Your task is to output the data exactly as it stands.

━━━ Stored records ━━━

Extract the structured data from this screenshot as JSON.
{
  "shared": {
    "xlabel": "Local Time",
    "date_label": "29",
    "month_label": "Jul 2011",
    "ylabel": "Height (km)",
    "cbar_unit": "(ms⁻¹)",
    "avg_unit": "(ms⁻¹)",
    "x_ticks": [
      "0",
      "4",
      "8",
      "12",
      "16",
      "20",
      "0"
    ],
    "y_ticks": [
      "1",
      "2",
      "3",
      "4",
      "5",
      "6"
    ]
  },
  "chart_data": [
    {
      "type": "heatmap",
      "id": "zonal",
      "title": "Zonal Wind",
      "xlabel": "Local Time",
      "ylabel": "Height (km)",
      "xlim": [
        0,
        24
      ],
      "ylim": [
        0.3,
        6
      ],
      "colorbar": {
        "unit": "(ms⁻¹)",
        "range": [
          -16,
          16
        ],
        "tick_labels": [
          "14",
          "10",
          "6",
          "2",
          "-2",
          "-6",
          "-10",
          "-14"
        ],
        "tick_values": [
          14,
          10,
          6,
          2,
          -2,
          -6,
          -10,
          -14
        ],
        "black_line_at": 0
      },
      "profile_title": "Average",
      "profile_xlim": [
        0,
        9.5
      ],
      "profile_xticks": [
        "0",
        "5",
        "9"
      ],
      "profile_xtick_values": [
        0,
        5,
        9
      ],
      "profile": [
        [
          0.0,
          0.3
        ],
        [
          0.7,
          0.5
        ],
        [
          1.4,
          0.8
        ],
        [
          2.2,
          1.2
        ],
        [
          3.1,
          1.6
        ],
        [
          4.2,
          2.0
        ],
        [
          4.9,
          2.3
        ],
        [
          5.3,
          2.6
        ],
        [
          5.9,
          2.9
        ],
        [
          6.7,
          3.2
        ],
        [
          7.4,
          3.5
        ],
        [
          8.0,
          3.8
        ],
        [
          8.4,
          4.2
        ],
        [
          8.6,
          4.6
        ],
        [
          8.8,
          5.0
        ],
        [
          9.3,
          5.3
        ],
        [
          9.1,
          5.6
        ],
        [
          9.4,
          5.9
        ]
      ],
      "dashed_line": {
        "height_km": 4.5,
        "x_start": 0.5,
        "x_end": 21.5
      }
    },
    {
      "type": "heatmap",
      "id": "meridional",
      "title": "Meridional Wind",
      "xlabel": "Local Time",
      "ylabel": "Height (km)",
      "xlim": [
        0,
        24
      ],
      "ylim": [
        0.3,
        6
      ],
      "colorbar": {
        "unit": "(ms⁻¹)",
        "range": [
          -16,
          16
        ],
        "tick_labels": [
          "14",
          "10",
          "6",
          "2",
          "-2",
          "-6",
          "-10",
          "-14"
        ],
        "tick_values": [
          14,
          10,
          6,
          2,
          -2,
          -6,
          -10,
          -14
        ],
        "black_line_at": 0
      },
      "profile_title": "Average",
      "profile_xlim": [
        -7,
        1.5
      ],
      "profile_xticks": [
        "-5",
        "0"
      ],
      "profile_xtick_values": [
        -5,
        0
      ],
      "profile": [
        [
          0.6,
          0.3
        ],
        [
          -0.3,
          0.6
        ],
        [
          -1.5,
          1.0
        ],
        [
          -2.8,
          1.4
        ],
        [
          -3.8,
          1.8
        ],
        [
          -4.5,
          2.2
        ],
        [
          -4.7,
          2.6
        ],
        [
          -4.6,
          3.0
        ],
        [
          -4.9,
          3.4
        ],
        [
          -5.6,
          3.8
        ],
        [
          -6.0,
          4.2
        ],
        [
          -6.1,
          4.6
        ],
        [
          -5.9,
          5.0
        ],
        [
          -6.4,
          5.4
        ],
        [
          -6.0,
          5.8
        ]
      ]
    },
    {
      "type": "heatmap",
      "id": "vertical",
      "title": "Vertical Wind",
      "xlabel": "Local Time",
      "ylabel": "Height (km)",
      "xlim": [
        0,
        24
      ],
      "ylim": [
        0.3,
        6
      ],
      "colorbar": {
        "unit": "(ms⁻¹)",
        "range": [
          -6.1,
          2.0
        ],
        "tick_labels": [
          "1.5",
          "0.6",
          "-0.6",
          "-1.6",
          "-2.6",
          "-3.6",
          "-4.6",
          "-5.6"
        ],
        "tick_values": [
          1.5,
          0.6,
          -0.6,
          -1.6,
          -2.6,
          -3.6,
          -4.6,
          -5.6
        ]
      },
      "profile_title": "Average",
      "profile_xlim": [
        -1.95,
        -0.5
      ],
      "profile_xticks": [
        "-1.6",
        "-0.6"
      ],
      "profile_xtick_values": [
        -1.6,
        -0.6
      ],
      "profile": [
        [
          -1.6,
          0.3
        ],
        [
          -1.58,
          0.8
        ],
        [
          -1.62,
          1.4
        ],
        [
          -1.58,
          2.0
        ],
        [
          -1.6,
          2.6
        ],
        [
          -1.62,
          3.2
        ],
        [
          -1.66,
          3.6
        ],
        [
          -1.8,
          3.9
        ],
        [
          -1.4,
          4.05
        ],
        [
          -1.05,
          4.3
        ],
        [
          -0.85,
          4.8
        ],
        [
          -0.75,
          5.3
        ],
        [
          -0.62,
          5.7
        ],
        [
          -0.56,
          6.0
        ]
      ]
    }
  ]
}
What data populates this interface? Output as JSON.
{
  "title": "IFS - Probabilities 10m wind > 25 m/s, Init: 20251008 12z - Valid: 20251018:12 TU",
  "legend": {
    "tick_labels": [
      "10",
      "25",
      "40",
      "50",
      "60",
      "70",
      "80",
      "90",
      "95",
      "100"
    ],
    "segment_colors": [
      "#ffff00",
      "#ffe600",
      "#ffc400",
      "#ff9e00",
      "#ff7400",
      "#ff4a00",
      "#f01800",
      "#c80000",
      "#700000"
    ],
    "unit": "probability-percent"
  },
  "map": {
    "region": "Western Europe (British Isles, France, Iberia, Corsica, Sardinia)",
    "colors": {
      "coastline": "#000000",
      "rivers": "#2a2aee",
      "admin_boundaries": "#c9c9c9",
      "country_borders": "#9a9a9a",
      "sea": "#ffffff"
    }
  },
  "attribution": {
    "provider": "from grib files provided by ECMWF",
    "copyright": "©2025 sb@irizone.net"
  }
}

━━━

Reply to the task:
Extract the structured data from this screenshot as JSON.
{
  "shared": {
    "xlabel": "Local Time",
    "date_label": "29",
    "month_label": "Jul 2011",
    "ylabel": "Height (km)",
    "cbar_unit": "(ms⁻¹)",
    "avg_unit": "(ms⁻¹)",
    "x_ticks": [
      "0",
      "4",
      "8",
      "12",
      "16",
      "20",
      "0"
    ],
    "y_ticks": [
      "1",
      "2",
      "3",
      "4",
      "5",
      "6"
    ]
  },
  "chart_data": [
    {
      "type": "heatmap",
      "id": "zonal",
      "title": "Zonal Wind",
      "xlabel": "Local Time",
      "ylabel": "Height (km)",
      "xlim": [
        0,
        24
      ],
      "ylim": [
        0.3,
        6
      ],
      "colorbar": {
        "unit": "(ms⁻¹)",
        "range": [
          -16,
          16
        ],
        "tick_labels": [
          "14",
          "10",
          "6",
          "2",
          "-2",
          "-6",
          "-10",
          "-14"
        ],
        "tick_values": [
          14,
          10,
          6,
          2,
          -2,
          -6,
          -10,
          -14
        ],
        "black_line_at": 0
      },
      "profile_title": "Average",
      "profile_xlim": [
        0,
        9.5
      ],
      "profile_xticks": [
        "0",
        "5",
        "9"
      ],
      "profile_xtick_values": [
        0,
        5,
        9
      ],
      "profile": [
        [
          0.0,
          0.3
        ],
        [
          0.7,
          0.5
        ],
        [
          1.4,
          0.8
        ],
        [
          2.2,
          1.2
        ],
        [
          3.1,
          1.6
        ],
        [
          4.2,
          2.0
        ],
        [
          4.9,
          2.3
        ],
        [
          5.3,
          2.6
        ],
        [
          5.9,
          2.9
        ],
        [
          6.7,
          3.2
        ],
        [
          7.4,
          3.5
        ],
        [
          8.0,
          3.8
        ],
        [
          8.4,
          4.2
        ],
        [
          8.6,
          4.6
        ],
        [
          8.8,
          5.0
        ],
        [
          9.3,
          5.3
        ],
        [
          9.1,
          5.6
        ],
        [
          9.4,
          5.9
        ]
      ],
      "dashed_line": {
        "height_km": 4.5,
        "x_start": 0.5,
        "x_end": 21.5
      }
    },
    {
      "type": "heatmap",
      "id": "meridional",
      "title": "Meridional Wind",
      "xlabel": "Local Time",
      "ylabel": "Height (km)",
      "xlim": [
        0,
        24
      ],
      "ylim": [
        0.3,
        6
      ],
      "colorbar": {
        "unit": "(ms⁻¹)",
        "range": [
          -16,
          16
        ],
        "tick_labels": [
          "14",
          "10",
          "6",
          "2",
          "-2",
          "-6",
          "-10",
          "-14"
        ],
        "tick_values": [
          14,
          10,
          6,
          2,
          -2,
          -6,
          -10,
          -14
        ],
        "black_line_at": 0
      },
      "profile_title": "Average",
      "profile_xlim": [
        -7,
        1.5
      ],
      "profile_xticks": [
        "-5",
        "0"
      ],
      "profile_xtick_values": [
        -5,
        0
      ],
      "profile": [
        [
          0.6,
          0.3
        ],
        [
          -0.3,
          0.6
        ],
        [
          -1.5,
          1.0
        ],
        [
          -2.8,
          1.4
        ],
        [
          -3.8,
          1.8
        ],
        [
          -4.5,
          2.2
        ],
        [
          -4.7,
          2.6
        ],
        [
          -4.6,
          3.0
        ],
        [
          -4.9,
          3.4
        ],
        [
          -5.6,
          3.8
        ],
        [
          -6.0,
          4.2
        ],
        [
          -6.1,
          4.6
        ],
        [
          -5.9,
          5.0
        ],
        [
          -6.4,
          5.4
        ],
        [
          -6.0,
          5.8
        ]
      ]
    },
    {
      "type": "heatmap",
      "id": "vertical",
      "title": "Vertical Wind",
      "xlabel": "Local Time",
      "ylabel": "Height (km)",
      "xlim": [
        0,
        24
      ],
      "ylim": [
        0.3,
        6
      ],
      "colorbar": {
        "unit": "(ms⁻¹)",
        "range": [
          -6.1,
          2.0
        ],
        "tick_labels": [
          "1.5",
          "0.6",
          "-0.6",
          "-1.6",
          "-2.6",
          "-3.6",
          "-4.6",
          "-5.6"
        ],
        "tick_values": [
          1.5,
          0.6,
          -0.6,
          -1.6,
          -2.6,
          -3.6,
          -4.6,
          -5.6
        ]
      },
      "profile_title": "Average",
      "profile_xlim": [
        -1.95,
        -0.5
      ],
      "profile_xticks": [
        "-1.6",
        "-0.6"
      ],
      "profile_xtick_values": [
        -1.6,
        -0.6
      ],
      "profile": [
        [
          -1.6,
          0.3
        ],
        [
          -1.58,
          0.8
        ],
        [
          -1.62,
          1.4
        ],
        [
          -1.58,
          2.0
        ],
        [
          -1.6,
          2.6
        ],
        [
          -1.62,
          3.2
        ],
        [
          -1.66,
          3.6
        ],
        [
          -1.8,
          3.9
        ],
        [
          -1.4,
          4.05
        ],
        [
          -1.05,
          4.3
        ],
        [
          -0.85,
          4.8
        ],
        [
          -0.75,
          5.3
        ],
        [
          -0.62,
          5.7
        ],
        [
          -0.56,
          6.0
        ]
      ]
    }
  ]
}
What data populates this interface? Output as JSON.
{
  "title": "IFS - Probabilities 10m wind > 25 m/s, Init: 20251008 12z - Valid: 20251018:12 TU",
  "legend": {
    "tick_labels": [
      "10",
      "25",
      "40",
      "50",
      "60",
      "70",
      "80",
      "90",
      "95",
      "100"
    ],
    "segment_colors": [
      "#ffff00",
      "#ffe600",
      "#ffc400",
      "#ff9e00",
      "#ff7400",
      "#ff4a00",
      "#f01800",
      "#c80000",
      "#700000"
    ],
    "unit": "probability-percent"
  },
  "map": {
    "region": "Western Europe (British Isles, France, Iberia, Corsica, Sardinia)",
    "colors": {
      "coastline": "#000000",
      "rivers": "#2a2aee",
      "admin_boundaries": "#c9c9c9",
      "country_borders": "#9a9a9a",
      "sea": "#ffffff"
    }
  },
  "attribution": {
    "provider": "from grib files provided by ECMWF",
    "copyright": "©2025 sb@irizone.net"
  }
}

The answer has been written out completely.